• What you are asked to do:
Select every line containing the word "Компиляция" from the material, and copy those lines.
***
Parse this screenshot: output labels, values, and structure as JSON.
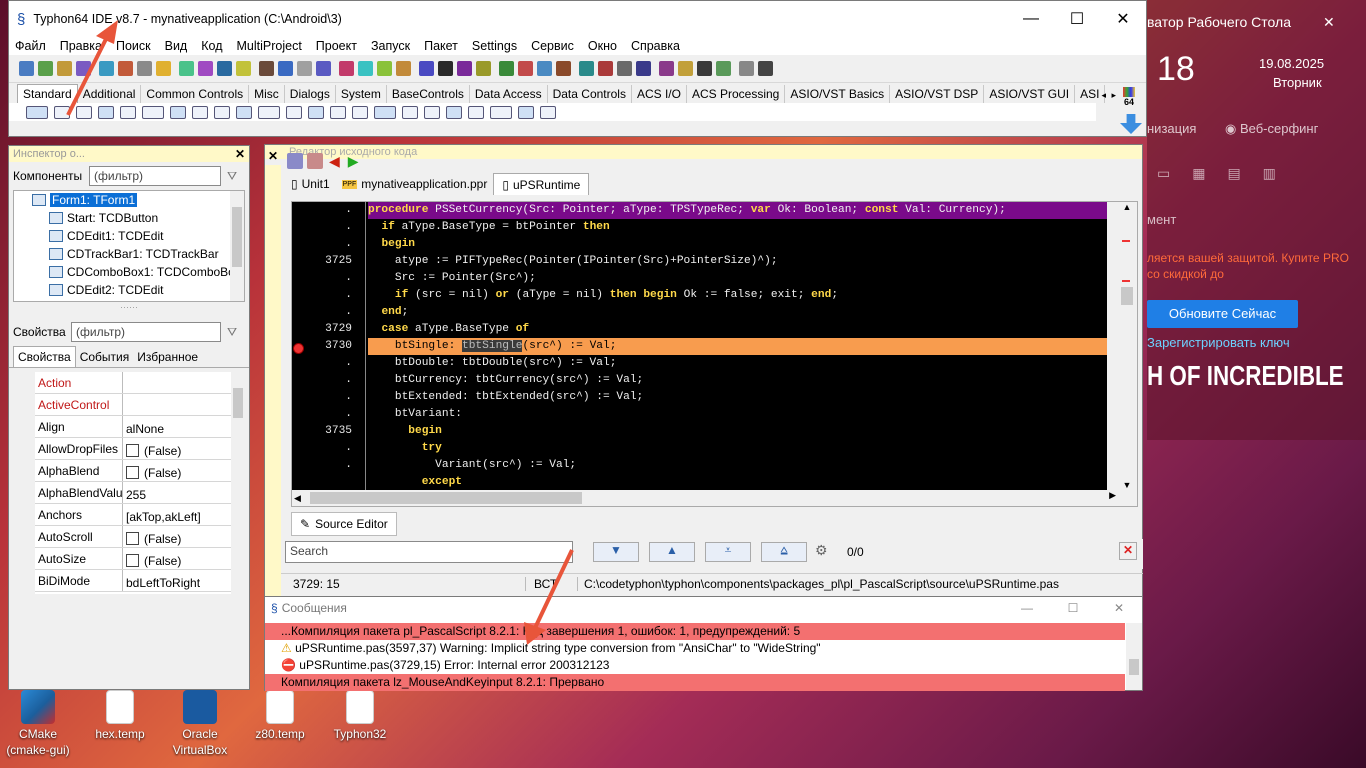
{
  "app": {
    "title": "Typhon64 IDE v8.7 - mynativeapplication (C:\\Android\\3)",
    "min": "—",
    "max": "☐",
    "close": "✕"
  },
  "menu": [
    "Файл",
    "Правка",
    "Поиск",
    "Вид",
    "Код",
    "MultiProject",
    "Проект",
    "Запуск",
    "Пакет",
    "Settings",
    "Сервис",
    "Окно",
    "Справка"
  ],
  "palette": {
    "tabs": [
      "Standard",
      "Additional",
      "Common Controls",
      "Misc",
      "Dialogs",
      "System",
      "BaseControls",
      "Data Access",
      "Data Controls",
      "ACS I/O",
      "ACS Processing",
      "ASIO/VST Basics",
      "ASIO/VST DSP",
      "ASIO/VST GUI",
      "ASI"
    ],
    "badge": "64"
  },
  "desktop": {
    "bg_title": "ватор Рабочего Стола",
    "close": "✕",
    "clock": "18",
    "date": "19.08.2025",
    "weekday": "Вторник",
    "link1": "низация",
    "link2": "Веб-серфинг",
    "section": "мент",
    "promo": "ляется вашей защитой. Купите PRO со скидкой до",
    "update_btn": "Обновите Сейчас",
    "register": "Зарегистрировать ключ",
    "slogan": "H OF INCREDIBLE",
    "icons": [
      {
        "label": "CMake (cmake-gui)",
        "color": "#1b5e9c"
      },
      {
        "label": "hex.temp",
        "color": "#ffffff"
      },
      {
        "label": "Oracle VirtualBox",
        "color": "#1a5aa0"
      },
      {
        "label": "z80.temp",
        "color": "#ffffff"
      },
      {
        "label": "Typhon32",
        "color": "#ffffff"
      }
    ]
  },
  "inspector": {
    "title": "Инспектор о...",
    "close": "✕",
    "components_label": "Компоненты",
    "filter_placeholder": "(фильтр)",
    "tree": [
      "Form1: TForm1",
      "Start: TCDButton",
      "CDEdit1: TCDEdit",
      "CDTrackBar1: TCDTrackBar",
      "CDComboBox1: TCDComboBox",
      "CDEdit2: TCDEdit"
    ],
    "props_label": "Свойства",
    "tabs": [
      "Свойства",
      "События",
      "Избранное"
    ],
    "props": [
      {
        "name": "Action",
        "value": "",
        "red": true
      },
      {
        "name": "ActiveControl",
        "value": "",
        "red": true
      },
      {
        "name": "Align",
        "value": "alNone"
      },
      {
        "name": "AllowDropFiles",
        "value": "(False)",
        "check": true
      },
      {
        "name": "AlphaBlend",
        "value": "(False)",
        "check": true
      },
      {
        "name": "AlphaBlendValu",
        "value": "255"
      },
      {
        "name": "Anchors",
        "value": "[akTop,akLeft]",
        "expand": "›"
      },
      {
        "name": "AutoScroll",
        "value": "(False)",
        "check": true
      },
      {
        "name": "AutoSize",
        "value": "(False)",
        "check": true
      },
      {
        "name": "BiDiMode",
        "value": "bdLeftToRight"
      }
    ]
  },
  "editor": {
    "title": "Редактор исходного кода",
    "close": "✕",
    "tabs": [
      "Unit1",
      "mynativeapplication.ppr",
      "uPSRuntime"
    ],
    "tab_prefix": "PPF",
    "gutter": [
      ".",
      ".",
      ".",
      "3725",
      ".",
      ".",
      ".",
      "3729",
      "3730",
      ".",
      ".",
      ".",
      ".",
      "3735",
      ".",
      "."
    ],
    "code": [
      "procedure PSSetCurrency(Src: Pointer; aType: TPSTypeRec; var Ok: Boolean; const Val: Currency);",
      "  if aType.BaseType = btPointer then",
      "  begin",
      "    atype := PIFTypeRec(Pointer(IPointer(Src)+PointerSize)^);",
      "    Src := Pointer(Src^);",
      "    if (src = nil) or (aType = nil) then begin Ok := false; exit; end;",
      "  end;",
      "  case aType.BaseType of",
      "    btSingle: tbtSingle(src^) := Val;",
      "    btDouble: tbtDouble(src^) := Val;",
      "    btCurrency: tbtCurrency(src^) := Val;",
      "    btExtended: tbtExtended(src^) := Val;",
      "    btVariant:",
      "      begin",
      "        try",
      "          Variant(src^) := Val;",
      "        except"
    ],
    "source_tab": "Source Editor",
    "search_placeholder": "Search",
    "search_count": "0/0",
    "status": {
      "pos": "3729: 15",
      "mode": "ВСТ",
      "path": "C:\\codetyphon\\typhon\\components\\packages_pl\\pl_PascalScript\\source\\uPSRuntime.pas"
    }
  },
  "messages": {
    "title": "Сообщения",
    "min": "—",
    "max": "☐",
    "close": "✕",
    "lines": [
      {
        "text": "...Компиляция пакета pl_PascalScript 8.2.1: Код завершения 1, ошибок: 1, предупреждений: 5",
        "style": "red"
      },
      {
        "text": "uPSRuntime.pas(3597,37) Warning: Implicit string type conversion from \"AnsiChar\" to \"WideString\"",
        "style": "warn"
      },
      {
        "text": "uPSRuntime.pas(3729,15) Error: Internal error 200312123",
        "style": "err"
      },
      {
        "text": "Компиляция пакета lz_MouseAndKeyinput 8.2.1: Прервано",
        "style": "red"
      }
    ]
  },
  "colors": {
    "accent": "#0b6fd6",
    "error_line": "#f89c4e",
    "message_red": "#f37070",
    "selection": "#3b7ee0"
  }
}
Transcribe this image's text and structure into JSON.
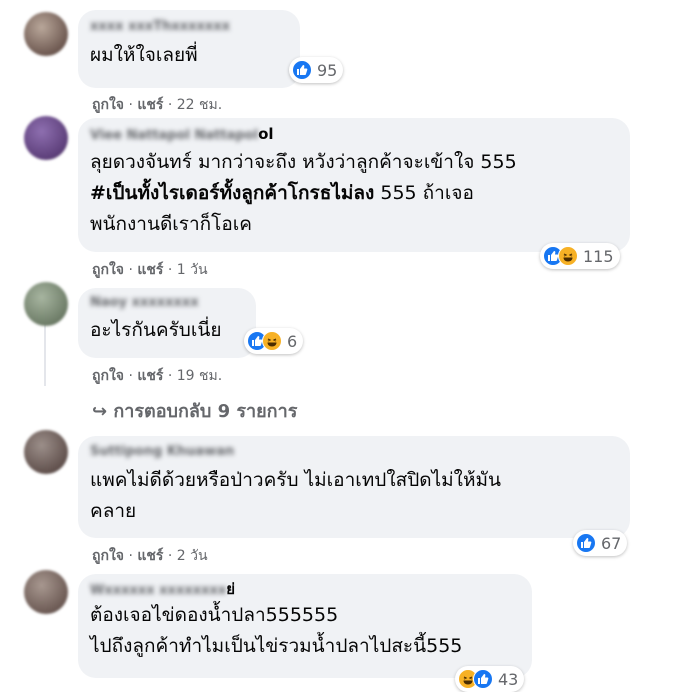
***
• Output of the task:
        "text": "...Компиляция пакета pl_PascalScript 8.2.1: Код завершения 1, ошибок: 1, предупреждений: 5",
        "text": "Компиляция пакета lz_MouseAndKeyinput 8.2.1: Прервано",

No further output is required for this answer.